**Aim**
Your task is to transcribe all of the records exactly and leave out the pictures.

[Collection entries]

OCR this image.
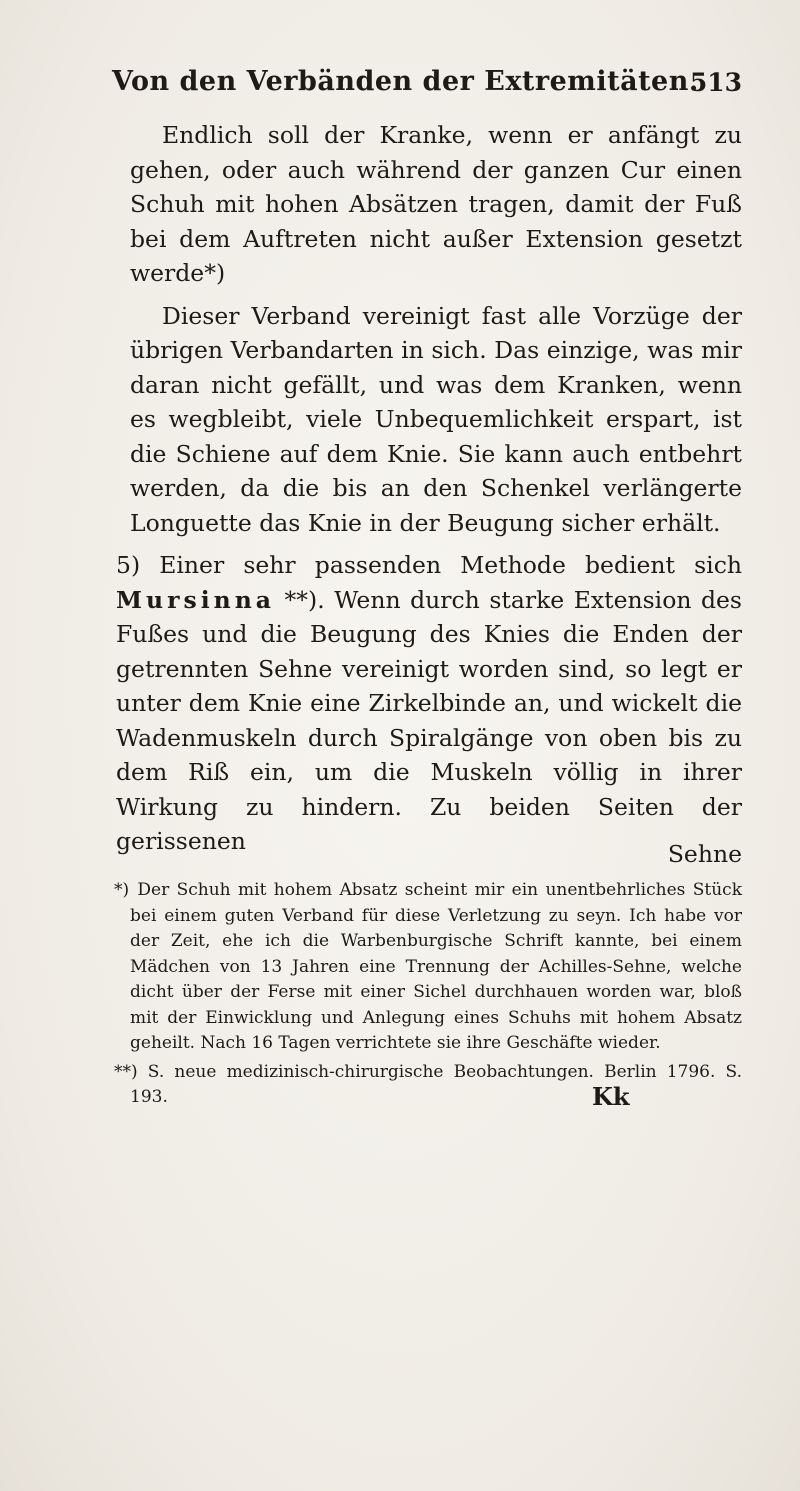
Von den Verbänden der Extremitäten.
513

Endlich soll der Kranke, wenn er anfängt zu gehen, oder auch während der ganzen Cur einen Schuh mit hohen Absätzen tragen, damit der Fuß bei dem Auftreten nicht außer Extension gesetzt werde*)

Dieser Verband vereinigt fast alle Vorzüge der übrigen Verbandarten in sich. Das einzige, was mir daran nicht gefällt, und was dem Kranken, wenn es wegbleibt, viele Unbequemlichkeit erspart, ist die Schiene auf dem Knie. Sie kann auch entbehrt werden, da die bis an den Schenkel verlängerte Longuette das Knie in der Beugung sicher erhält.

5) Einer sehr passenden Methode bedient sich Mursinna **). Wenn durch starke Extension des Fußes und die Beugung des Knies die Enden der getrennten Sehne vereinigt worden sind, so legt er unter dem Knie eine Zirkelbinde an, und wickelt die Wadenmuskeln durch Spiralgänge von oben bis zu dem Riß ein, um die Muskeln völlig in ihrer Wirkung zu hindern. Zu beiden Seiten der gerissenen	Sehne

*) Der Schuh mit hohem Absatz scheint mir ein unentbehrliches Stück bei einem guten Verband für diese Verletzung zu seyn. Ich habe vor der Zeit, ehe ich die Warbenburgische Schrift kannte, bei einem Mädchen von 13 Jahren eine Trennung der Achilles-Sehne, welche dicht über der Ferse mit einer Sichel durchhauen worden war, bloß mit der Einwicklung und Anlegung eines Schuhs mit hohem Absatz geheilt. Nach 16 Tagen verrichtete sie ihre Geschäfte wieder.

**) S. neue medizinisch-chirurgische Beobachtungen. Berlin 1796. S. 193.	Kk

**Response**
OCR this image.
Von den Verbänden der Extremitäten.
513

Endlich soll der Kranke, wenn er anfängt zu gehen, oder auch während der ganzen Cur einen Schuh mit hohen Absätzen tragen, damit der Fuß bei dem Auftreten nicht außer Extension gesetzt werde*)

Dieser Verband vereinigt fast alle Vorzüge der übrigen Verbandarten in sich. Das einzige, was mir daran nicht gefällt, und was dem Kranken, wenn es wegbleibt, viele Unbequemlichkeit erspart, ist die Schiene auf dem Knie. Sie kann auch entbehrt werden, da die bis an den Schenkel verlängerte Longuette das Knie in der Beugung sicher erhält.

5) Einer sehr passenden Methode bedient sich Mursinna **). Wenn durch starke Extension des Fußes und die Beugung des Knies die Enden der getrennten Sehne vereinigt worden sind, so legt er unter dem Knie eine Zirkelbinde an, und wickelt die Wadenmuskeln durch Spiralgänge von oben bis zu dem Riß ein, um die Muskeln völlig in ihrer Wirkung zu hindern. Zu beiden Seiten der gerissenen	Sehne

*) Der Schuh mit hohem Absatz scheint mir ein unentbehrliches Stück bei einem guten Verband für diese Verletzung zu seyn. Ich habe vor der Zeit, ehe ich die Warbenburgische Schrift kannte, bei einem Mädchen von 13 Jahren eine Trennung der Achilles-Sehne, welche dicht über der Ferse mit einer Sichel durchhauen worden war, bloß mit der Einwicklung und Anlegung eines Schuhs mit hohem Absatz geheilt. Nach 16 Tagen verrichtete sie ihre Geschäfte wieder.

**) S. neue medizinisch-chirurgische Beobachtungen. Berlin 1796. S. 193.	Kk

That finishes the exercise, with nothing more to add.